▶ _TASK INSTRUCTIONS_
Find each line holding the word "country" and give the number of such lines, nothing else.

═════ GIVEN RECORDS

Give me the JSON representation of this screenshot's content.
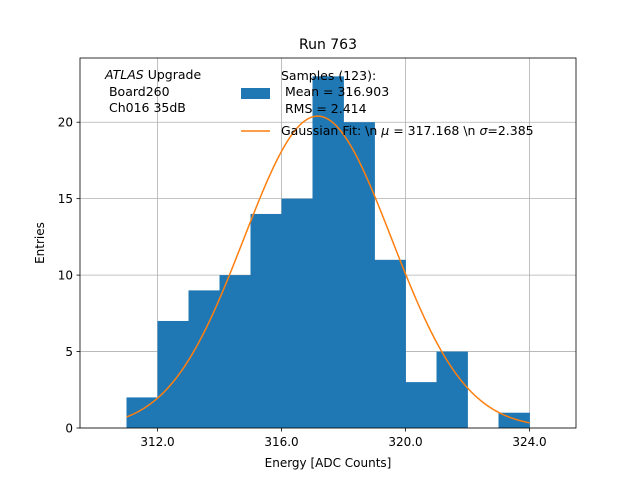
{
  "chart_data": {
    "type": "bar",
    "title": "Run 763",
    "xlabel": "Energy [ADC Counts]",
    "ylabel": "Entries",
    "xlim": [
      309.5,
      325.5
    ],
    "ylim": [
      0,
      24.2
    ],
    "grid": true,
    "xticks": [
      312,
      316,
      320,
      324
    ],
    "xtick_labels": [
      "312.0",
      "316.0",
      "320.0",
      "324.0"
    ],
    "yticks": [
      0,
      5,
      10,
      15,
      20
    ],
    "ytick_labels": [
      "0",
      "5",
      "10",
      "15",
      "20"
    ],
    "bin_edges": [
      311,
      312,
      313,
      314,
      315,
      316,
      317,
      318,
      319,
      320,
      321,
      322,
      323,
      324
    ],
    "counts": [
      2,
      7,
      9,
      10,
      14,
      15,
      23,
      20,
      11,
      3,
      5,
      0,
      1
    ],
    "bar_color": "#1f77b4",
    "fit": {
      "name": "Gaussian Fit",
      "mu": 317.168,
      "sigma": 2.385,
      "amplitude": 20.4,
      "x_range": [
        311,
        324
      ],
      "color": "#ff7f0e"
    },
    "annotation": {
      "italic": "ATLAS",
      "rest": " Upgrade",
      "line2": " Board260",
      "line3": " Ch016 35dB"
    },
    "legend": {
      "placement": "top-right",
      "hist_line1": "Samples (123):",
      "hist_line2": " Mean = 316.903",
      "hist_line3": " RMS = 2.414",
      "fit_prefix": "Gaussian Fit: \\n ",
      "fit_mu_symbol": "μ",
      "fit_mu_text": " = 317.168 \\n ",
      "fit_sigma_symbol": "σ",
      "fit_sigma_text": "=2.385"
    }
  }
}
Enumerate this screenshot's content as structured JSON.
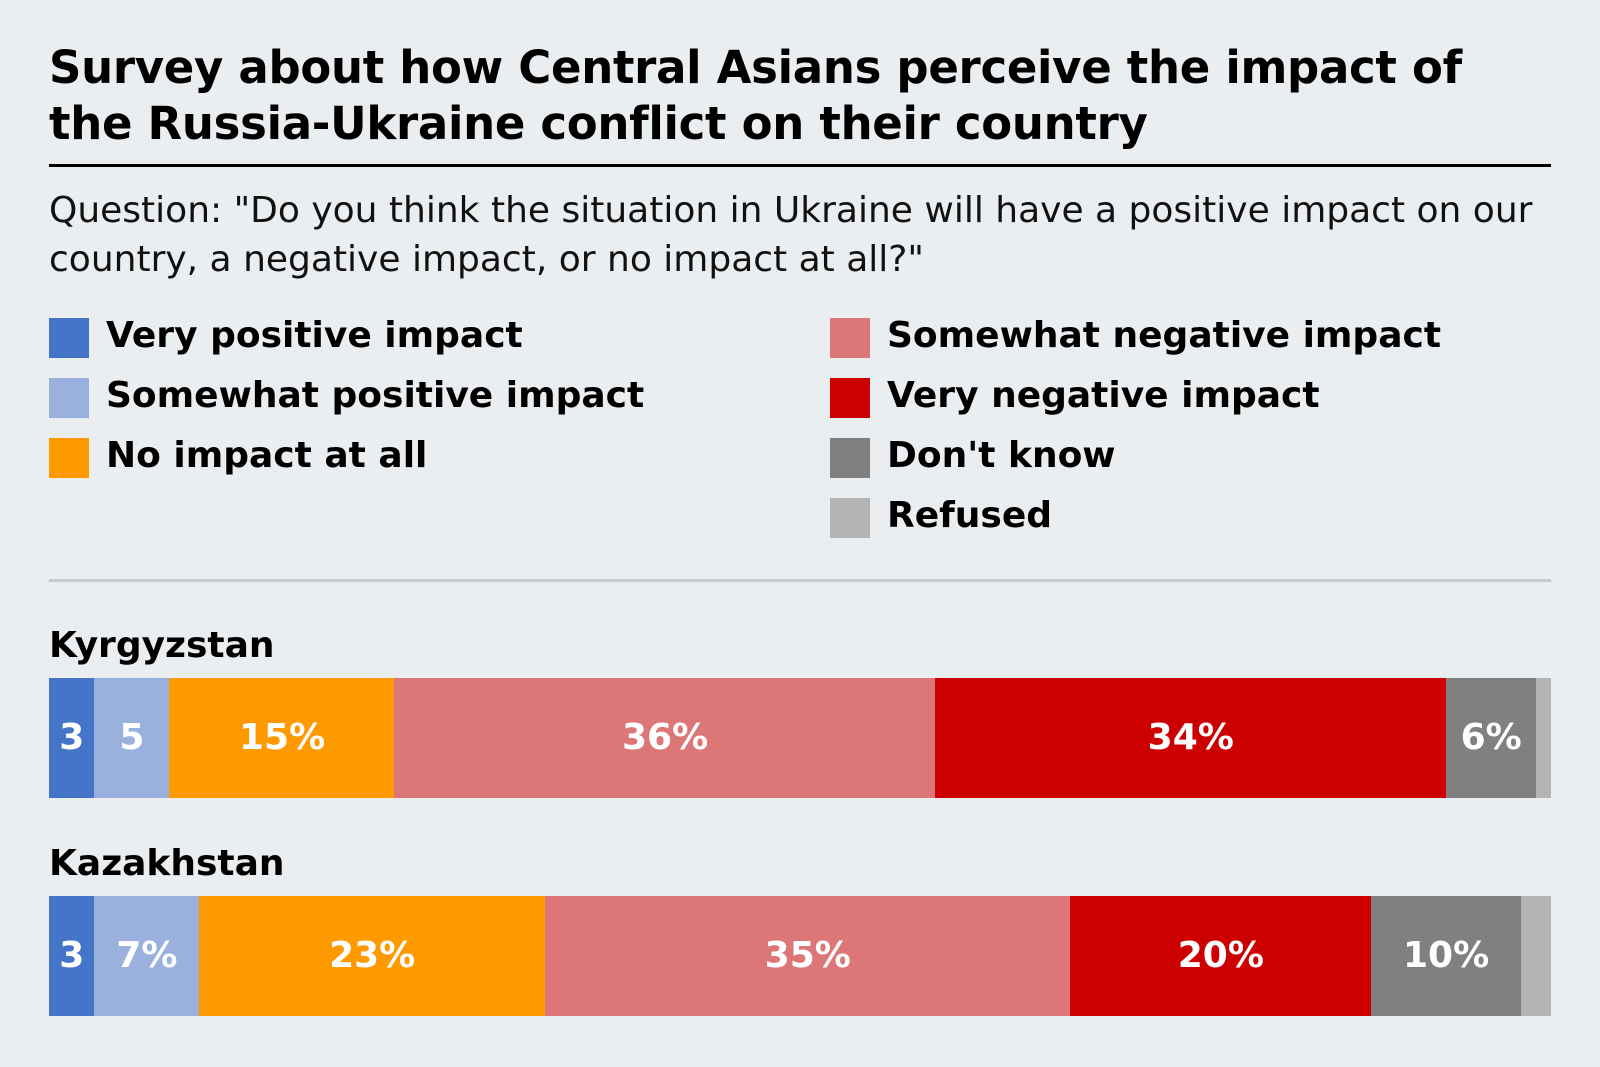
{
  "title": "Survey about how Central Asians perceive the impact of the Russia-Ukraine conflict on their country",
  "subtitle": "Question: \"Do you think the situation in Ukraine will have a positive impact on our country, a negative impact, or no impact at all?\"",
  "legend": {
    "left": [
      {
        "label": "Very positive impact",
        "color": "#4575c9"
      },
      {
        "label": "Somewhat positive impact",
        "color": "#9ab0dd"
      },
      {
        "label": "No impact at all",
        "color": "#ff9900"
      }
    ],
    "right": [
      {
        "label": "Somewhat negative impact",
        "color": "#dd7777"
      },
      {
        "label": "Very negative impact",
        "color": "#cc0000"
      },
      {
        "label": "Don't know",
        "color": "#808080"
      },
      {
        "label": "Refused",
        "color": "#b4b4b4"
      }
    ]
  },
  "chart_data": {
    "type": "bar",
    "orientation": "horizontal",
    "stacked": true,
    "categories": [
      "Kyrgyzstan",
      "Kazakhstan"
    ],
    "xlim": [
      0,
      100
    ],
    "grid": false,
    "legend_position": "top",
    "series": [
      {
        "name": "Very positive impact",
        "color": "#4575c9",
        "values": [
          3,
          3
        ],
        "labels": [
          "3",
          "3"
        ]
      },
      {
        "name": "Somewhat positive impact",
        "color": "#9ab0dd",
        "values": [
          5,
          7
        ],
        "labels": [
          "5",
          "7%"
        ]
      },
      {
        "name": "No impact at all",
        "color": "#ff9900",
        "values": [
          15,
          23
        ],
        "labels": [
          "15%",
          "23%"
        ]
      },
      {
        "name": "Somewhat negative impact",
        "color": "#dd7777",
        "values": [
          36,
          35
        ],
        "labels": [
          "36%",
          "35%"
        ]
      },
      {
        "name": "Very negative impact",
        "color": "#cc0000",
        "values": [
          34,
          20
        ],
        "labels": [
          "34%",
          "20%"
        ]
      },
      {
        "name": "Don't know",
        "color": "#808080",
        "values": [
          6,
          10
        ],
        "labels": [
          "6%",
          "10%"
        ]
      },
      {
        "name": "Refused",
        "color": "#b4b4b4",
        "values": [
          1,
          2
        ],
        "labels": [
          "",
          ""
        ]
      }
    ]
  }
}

══════════

▶ _RESPONSE FOR THIS EXERCISE_
2